_Goal of the exercise_. Pick out and copy every line below that has the word "Materials".
— begin Entries —
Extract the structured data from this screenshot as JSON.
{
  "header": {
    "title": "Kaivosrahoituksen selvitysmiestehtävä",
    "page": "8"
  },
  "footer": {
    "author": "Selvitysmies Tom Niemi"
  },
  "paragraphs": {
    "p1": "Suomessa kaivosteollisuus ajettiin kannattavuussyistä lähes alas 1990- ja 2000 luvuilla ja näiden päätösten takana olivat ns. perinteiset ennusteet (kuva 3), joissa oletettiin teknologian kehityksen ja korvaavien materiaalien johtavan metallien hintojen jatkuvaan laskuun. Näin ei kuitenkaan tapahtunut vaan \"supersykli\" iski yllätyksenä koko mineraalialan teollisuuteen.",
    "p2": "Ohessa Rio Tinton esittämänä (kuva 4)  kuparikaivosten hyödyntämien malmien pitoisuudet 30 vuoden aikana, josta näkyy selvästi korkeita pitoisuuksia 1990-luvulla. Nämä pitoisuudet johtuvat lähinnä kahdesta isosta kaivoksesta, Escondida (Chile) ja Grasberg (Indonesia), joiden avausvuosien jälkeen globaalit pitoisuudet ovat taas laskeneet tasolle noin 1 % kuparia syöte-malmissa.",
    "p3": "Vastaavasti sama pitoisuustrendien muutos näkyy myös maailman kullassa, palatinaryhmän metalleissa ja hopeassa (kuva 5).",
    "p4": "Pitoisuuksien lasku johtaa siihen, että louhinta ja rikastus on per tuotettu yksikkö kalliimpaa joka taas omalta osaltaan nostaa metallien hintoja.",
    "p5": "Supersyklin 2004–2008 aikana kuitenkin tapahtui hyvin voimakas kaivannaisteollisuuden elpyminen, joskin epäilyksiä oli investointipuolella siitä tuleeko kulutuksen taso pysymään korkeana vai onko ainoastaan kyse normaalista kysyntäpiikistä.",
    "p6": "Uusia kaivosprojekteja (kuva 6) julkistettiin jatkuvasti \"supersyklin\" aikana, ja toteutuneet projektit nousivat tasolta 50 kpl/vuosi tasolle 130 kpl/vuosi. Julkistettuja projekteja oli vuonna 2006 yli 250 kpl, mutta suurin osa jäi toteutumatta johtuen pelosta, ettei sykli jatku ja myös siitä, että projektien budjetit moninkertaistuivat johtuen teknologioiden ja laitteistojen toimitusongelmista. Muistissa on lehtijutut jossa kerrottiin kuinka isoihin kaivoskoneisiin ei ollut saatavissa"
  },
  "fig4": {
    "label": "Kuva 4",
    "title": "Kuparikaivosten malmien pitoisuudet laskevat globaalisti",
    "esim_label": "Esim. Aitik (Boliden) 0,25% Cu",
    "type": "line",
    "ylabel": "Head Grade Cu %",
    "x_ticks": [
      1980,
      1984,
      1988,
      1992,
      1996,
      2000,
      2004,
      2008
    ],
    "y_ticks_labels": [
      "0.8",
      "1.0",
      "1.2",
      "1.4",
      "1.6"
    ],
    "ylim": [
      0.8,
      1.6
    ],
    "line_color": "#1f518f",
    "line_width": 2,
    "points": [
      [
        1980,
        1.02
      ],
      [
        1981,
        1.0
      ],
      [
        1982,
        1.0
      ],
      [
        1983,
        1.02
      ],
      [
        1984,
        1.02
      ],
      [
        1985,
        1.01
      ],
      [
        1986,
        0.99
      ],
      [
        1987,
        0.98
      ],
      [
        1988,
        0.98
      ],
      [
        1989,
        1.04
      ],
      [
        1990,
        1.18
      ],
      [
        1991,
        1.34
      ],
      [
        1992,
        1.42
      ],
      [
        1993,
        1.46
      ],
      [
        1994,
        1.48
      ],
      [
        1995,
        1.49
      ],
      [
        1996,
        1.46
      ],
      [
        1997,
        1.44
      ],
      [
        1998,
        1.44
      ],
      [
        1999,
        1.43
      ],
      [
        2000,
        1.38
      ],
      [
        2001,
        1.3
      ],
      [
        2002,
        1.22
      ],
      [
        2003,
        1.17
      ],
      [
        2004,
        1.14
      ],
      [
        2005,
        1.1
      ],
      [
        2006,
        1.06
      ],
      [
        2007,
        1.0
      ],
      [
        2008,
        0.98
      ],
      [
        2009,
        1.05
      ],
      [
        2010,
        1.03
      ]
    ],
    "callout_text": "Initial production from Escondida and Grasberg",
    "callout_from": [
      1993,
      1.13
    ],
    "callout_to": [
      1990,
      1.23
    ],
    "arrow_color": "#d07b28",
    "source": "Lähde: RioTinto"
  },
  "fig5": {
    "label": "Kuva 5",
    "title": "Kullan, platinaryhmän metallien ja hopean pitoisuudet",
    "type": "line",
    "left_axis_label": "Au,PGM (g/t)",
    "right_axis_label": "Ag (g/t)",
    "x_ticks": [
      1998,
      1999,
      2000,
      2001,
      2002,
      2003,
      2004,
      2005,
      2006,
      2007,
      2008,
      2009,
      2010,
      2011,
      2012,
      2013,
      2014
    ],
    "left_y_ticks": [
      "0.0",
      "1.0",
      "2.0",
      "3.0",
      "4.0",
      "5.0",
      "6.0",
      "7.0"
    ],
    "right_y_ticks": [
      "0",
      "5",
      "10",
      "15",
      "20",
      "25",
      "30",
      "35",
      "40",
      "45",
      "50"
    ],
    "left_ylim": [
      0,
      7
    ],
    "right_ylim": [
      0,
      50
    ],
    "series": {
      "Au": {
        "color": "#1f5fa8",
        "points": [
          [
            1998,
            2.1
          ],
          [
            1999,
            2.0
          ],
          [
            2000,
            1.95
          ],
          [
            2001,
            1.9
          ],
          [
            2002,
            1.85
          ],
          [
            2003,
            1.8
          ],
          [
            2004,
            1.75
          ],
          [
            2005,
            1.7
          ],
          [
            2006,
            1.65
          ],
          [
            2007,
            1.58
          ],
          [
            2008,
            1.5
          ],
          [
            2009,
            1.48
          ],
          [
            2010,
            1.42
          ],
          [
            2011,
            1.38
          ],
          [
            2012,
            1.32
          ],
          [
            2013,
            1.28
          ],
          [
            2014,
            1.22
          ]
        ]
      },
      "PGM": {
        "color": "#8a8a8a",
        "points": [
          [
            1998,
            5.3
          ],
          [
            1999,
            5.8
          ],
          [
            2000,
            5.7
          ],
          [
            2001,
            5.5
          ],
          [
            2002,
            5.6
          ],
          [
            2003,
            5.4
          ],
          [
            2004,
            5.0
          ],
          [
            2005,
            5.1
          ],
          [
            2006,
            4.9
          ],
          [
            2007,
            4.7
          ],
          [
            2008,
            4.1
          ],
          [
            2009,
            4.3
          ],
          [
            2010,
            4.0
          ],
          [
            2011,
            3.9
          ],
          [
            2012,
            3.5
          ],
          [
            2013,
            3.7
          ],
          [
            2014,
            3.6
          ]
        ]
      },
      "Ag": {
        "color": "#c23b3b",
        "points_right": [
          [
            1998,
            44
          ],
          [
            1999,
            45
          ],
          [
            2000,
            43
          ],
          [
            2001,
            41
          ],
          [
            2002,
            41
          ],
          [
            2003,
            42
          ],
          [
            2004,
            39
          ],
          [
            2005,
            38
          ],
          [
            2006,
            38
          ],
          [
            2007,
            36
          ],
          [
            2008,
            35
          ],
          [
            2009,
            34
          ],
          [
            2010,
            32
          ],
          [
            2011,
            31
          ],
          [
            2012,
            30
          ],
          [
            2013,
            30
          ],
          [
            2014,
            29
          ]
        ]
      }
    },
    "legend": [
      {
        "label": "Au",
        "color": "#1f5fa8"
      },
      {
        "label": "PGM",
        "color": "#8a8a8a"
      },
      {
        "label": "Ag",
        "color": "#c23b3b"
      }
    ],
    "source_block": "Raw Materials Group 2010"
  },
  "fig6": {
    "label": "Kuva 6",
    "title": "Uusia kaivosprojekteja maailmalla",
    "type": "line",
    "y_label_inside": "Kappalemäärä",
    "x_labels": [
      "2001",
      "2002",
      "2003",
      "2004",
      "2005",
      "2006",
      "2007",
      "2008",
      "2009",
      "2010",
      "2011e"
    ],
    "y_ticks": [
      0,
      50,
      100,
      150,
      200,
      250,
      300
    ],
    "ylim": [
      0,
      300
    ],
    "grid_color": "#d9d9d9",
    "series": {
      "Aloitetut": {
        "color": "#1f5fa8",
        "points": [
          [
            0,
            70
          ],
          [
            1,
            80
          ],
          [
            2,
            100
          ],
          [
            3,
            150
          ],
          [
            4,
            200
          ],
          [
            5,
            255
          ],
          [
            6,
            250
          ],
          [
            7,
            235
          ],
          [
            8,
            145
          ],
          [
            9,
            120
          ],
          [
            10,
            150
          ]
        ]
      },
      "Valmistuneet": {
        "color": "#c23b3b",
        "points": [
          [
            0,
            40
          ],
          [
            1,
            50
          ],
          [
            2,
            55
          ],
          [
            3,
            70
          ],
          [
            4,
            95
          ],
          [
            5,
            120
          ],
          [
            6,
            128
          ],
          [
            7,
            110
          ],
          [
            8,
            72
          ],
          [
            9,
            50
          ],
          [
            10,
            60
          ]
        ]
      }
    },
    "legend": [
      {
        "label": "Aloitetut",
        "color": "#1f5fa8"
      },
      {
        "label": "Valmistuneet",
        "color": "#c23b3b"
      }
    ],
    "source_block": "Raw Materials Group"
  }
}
— end Entries —
_Full solution_.
    "source_block": "Raw Materials Group 2010"
    "source_block": "Raw Materials Group"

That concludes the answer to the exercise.